WHAT THE EXERCISE ASKS:
Report the count of lines where the string "title" appears, and nothing else.

-- START LISTED RECORDS --

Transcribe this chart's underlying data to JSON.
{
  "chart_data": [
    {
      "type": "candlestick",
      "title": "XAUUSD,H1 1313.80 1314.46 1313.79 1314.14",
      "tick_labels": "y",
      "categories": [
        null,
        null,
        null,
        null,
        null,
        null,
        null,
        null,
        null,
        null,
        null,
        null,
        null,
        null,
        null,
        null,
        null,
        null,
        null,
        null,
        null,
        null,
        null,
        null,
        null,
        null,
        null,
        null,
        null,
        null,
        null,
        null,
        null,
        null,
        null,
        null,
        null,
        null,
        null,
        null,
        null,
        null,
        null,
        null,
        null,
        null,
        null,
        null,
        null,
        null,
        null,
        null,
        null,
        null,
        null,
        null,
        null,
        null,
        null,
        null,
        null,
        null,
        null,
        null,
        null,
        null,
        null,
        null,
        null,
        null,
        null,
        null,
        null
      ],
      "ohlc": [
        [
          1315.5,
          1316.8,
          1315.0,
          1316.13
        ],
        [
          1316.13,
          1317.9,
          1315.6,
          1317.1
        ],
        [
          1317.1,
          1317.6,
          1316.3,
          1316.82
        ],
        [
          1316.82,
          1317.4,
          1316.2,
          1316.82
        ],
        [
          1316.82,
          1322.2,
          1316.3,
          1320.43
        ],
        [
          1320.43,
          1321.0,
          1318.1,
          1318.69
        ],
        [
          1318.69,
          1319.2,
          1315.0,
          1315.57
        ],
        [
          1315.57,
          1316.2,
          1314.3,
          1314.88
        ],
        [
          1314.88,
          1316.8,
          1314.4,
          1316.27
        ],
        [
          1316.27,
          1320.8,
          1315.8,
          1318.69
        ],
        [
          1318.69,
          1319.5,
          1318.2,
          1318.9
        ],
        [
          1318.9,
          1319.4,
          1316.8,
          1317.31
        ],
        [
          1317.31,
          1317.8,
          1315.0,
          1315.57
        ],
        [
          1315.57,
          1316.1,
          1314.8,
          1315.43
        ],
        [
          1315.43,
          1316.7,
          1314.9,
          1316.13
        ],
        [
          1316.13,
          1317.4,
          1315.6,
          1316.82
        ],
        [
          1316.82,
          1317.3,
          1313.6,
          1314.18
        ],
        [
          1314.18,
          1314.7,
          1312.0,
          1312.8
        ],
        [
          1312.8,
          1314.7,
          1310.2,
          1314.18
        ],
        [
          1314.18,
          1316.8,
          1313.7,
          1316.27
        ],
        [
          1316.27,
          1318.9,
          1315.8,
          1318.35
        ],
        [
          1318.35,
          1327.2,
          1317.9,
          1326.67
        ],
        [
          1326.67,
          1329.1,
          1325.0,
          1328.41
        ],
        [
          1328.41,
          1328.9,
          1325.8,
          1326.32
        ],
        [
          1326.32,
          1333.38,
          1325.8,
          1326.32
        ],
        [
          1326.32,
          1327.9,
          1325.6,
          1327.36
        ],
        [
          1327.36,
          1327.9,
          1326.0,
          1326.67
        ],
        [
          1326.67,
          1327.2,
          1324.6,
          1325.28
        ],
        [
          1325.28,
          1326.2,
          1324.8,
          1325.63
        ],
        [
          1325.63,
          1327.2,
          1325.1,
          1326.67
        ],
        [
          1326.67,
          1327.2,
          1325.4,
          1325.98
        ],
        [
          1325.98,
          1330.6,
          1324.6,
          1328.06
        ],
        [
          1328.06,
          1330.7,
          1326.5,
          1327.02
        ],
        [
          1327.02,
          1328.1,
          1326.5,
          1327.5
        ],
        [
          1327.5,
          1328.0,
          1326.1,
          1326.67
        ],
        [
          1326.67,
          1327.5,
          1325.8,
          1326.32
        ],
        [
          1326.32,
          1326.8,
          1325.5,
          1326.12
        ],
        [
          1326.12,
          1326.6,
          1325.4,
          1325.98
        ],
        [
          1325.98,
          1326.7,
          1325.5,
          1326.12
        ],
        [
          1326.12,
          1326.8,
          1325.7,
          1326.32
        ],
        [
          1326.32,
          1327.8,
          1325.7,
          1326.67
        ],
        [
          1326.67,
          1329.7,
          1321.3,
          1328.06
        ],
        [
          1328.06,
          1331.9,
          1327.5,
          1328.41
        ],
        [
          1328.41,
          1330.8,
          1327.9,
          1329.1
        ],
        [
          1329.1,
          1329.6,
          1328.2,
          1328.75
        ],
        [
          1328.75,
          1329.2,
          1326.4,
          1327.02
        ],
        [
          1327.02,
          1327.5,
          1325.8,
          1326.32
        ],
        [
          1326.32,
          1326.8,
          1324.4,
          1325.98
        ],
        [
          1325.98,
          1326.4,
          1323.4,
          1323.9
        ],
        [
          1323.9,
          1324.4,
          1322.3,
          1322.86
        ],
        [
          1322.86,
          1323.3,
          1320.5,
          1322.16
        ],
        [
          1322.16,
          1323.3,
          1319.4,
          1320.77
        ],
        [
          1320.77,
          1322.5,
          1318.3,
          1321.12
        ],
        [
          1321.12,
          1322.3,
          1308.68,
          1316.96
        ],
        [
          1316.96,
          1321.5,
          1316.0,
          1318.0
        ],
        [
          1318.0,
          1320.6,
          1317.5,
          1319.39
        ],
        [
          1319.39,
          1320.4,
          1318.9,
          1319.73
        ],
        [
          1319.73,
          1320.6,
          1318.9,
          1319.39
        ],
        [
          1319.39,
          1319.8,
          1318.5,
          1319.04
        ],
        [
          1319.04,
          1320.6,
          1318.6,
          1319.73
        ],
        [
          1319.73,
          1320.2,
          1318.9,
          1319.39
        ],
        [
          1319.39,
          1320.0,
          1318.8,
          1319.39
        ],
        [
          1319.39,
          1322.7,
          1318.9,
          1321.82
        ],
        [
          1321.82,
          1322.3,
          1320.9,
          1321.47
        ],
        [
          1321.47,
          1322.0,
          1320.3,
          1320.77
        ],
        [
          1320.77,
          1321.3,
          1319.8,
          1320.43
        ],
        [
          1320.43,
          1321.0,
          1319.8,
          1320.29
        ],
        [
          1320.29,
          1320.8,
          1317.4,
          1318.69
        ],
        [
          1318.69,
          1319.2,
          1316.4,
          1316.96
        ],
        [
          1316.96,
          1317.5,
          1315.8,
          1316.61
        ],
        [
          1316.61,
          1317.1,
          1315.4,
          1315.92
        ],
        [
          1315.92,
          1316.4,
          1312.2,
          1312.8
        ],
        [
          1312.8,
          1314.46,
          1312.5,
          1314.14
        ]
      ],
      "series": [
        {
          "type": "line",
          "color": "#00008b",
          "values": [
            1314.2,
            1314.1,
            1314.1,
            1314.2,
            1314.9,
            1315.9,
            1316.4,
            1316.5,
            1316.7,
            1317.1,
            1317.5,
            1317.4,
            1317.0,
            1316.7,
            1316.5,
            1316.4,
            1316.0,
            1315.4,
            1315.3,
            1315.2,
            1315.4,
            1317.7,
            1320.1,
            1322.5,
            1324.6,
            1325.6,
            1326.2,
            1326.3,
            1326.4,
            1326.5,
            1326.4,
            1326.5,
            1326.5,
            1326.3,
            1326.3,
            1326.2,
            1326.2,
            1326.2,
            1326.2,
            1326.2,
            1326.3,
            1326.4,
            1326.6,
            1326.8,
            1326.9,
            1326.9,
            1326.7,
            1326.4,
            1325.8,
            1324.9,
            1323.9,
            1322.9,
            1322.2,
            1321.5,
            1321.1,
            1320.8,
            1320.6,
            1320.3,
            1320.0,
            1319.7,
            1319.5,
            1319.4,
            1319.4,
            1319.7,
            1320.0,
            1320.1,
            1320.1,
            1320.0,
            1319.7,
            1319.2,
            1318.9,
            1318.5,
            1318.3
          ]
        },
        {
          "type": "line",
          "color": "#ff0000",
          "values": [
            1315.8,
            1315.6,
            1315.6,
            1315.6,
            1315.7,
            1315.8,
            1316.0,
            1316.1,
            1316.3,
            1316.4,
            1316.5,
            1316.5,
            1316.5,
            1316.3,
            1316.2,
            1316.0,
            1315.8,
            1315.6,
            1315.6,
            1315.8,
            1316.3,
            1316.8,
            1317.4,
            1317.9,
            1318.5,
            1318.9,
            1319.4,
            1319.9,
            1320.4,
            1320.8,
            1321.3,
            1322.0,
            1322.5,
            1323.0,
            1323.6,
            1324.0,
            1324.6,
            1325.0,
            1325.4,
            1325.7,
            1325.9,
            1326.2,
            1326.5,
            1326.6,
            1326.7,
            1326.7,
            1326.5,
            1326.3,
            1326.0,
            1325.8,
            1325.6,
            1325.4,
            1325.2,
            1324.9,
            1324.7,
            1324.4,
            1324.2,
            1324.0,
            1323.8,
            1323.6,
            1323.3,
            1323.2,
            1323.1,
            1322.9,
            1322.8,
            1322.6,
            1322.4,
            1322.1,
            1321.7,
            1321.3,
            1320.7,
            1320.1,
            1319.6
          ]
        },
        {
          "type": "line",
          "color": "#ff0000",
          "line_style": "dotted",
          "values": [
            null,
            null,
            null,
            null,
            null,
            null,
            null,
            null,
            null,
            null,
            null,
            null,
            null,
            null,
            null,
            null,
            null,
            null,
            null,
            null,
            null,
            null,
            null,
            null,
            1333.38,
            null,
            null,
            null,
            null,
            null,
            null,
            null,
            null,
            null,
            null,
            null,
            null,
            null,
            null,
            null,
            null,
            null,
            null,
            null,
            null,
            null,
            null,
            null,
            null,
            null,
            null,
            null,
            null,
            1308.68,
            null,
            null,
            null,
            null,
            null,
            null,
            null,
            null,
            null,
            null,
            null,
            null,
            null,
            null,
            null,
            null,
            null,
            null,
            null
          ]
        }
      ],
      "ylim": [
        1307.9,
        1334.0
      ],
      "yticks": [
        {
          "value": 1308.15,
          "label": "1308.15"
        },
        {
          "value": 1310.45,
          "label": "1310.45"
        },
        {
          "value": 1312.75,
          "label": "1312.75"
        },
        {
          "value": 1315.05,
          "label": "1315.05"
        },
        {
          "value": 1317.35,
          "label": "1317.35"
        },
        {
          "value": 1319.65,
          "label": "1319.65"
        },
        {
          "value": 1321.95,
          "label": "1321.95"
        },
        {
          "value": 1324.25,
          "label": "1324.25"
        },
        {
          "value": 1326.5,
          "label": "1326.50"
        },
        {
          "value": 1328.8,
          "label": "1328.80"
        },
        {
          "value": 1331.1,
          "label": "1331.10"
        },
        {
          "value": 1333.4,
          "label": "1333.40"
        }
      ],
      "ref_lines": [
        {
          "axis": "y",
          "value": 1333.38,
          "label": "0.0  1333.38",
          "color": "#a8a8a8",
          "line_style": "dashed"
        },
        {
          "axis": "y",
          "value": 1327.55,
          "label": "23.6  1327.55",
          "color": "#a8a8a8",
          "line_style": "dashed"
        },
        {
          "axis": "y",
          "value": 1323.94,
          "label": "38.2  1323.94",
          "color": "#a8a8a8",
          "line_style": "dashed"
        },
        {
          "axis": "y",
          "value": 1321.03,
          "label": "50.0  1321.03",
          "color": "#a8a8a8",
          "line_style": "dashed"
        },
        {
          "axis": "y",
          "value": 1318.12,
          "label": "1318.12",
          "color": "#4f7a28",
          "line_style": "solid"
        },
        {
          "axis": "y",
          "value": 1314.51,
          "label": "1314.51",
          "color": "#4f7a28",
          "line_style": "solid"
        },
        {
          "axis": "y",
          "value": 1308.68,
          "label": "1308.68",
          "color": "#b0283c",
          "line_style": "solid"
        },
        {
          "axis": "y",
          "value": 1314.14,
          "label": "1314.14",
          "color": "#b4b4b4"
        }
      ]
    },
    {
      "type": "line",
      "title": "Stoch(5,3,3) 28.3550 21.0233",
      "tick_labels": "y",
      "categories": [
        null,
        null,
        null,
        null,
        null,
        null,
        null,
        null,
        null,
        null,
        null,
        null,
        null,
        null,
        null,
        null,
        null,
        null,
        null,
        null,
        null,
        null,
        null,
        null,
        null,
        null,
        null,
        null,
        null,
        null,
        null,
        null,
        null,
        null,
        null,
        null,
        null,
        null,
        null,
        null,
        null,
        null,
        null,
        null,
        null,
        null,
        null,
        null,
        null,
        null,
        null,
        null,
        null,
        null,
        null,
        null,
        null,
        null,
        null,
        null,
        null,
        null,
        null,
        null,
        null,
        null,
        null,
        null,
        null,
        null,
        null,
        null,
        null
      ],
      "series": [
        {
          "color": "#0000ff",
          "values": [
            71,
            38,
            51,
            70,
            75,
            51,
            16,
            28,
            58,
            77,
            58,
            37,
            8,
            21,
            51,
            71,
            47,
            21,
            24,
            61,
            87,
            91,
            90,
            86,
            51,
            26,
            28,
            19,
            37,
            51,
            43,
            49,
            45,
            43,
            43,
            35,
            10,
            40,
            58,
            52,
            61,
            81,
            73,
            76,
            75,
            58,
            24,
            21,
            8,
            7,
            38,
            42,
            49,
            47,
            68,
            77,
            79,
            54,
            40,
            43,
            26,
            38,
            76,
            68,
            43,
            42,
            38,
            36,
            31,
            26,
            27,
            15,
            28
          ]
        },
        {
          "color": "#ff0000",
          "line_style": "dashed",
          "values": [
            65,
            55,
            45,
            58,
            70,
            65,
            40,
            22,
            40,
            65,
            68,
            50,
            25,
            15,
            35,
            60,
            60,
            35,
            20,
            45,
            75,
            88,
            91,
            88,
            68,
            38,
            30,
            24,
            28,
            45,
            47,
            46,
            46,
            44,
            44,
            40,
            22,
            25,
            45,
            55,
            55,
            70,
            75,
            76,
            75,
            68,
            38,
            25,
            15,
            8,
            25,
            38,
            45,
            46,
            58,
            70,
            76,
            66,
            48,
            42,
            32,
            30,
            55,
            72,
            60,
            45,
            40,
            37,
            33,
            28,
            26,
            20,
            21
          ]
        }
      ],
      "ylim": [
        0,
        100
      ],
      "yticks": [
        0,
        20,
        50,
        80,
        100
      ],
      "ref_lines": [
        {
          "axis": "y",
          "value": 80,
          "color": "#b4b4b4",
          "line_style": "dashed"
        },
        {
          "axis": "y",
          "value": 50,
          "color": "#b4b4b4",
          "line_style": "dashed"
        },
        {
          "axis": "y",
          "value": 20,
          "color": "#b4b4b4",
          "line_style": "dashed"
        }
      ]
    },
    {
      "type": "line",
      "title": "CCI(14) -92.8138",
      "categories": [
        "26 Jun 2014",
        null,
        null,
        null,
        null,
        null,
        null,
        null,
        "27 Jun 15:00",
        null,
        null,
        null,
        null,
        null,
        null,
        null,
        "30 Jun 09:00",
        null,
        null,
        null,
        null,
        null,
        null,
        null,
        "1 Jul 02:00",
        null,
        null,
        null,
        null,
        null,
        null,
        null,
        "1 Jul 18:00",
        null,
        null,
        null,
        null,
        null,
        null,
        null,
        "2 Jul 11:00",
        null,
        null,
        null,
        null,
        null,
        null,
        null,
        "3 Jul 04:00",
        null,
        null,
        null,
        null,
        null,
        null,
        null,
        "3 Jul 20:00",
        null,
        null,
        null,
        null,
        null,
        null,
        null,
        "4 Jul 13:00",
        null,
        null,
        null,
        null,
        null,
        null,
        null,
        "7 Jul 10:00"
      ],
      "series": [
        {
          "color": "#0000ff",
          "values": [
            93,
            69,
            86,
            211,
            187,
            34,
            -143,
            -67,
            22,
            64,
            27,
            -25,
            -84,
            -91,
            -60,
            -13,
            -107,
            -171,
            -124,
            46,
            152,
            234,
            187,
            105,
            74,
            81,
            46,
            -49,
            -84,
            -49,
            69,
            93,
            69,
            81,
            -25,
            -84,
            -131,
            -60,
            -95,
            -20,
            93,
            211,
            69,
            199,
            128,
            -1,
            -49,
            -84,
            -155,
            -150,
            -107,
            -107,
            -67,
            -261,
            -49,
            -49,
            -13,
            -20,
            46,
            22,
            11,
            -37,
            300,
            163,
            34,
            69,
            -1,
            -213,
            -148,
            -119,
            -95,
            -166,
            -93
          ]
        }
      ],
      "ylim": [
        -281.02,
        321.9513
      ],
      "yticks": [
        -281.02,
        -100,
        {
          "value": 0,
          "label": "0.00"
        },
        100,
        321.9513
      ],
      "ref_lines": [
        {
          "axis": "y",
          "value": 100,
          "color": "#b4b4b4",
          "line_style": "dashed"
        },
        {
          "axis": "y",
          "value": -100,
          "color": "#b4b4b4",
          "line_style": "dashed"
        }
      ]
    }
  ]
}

-- END LISTED RECORDS --

EXERCISE RESPONSE:
3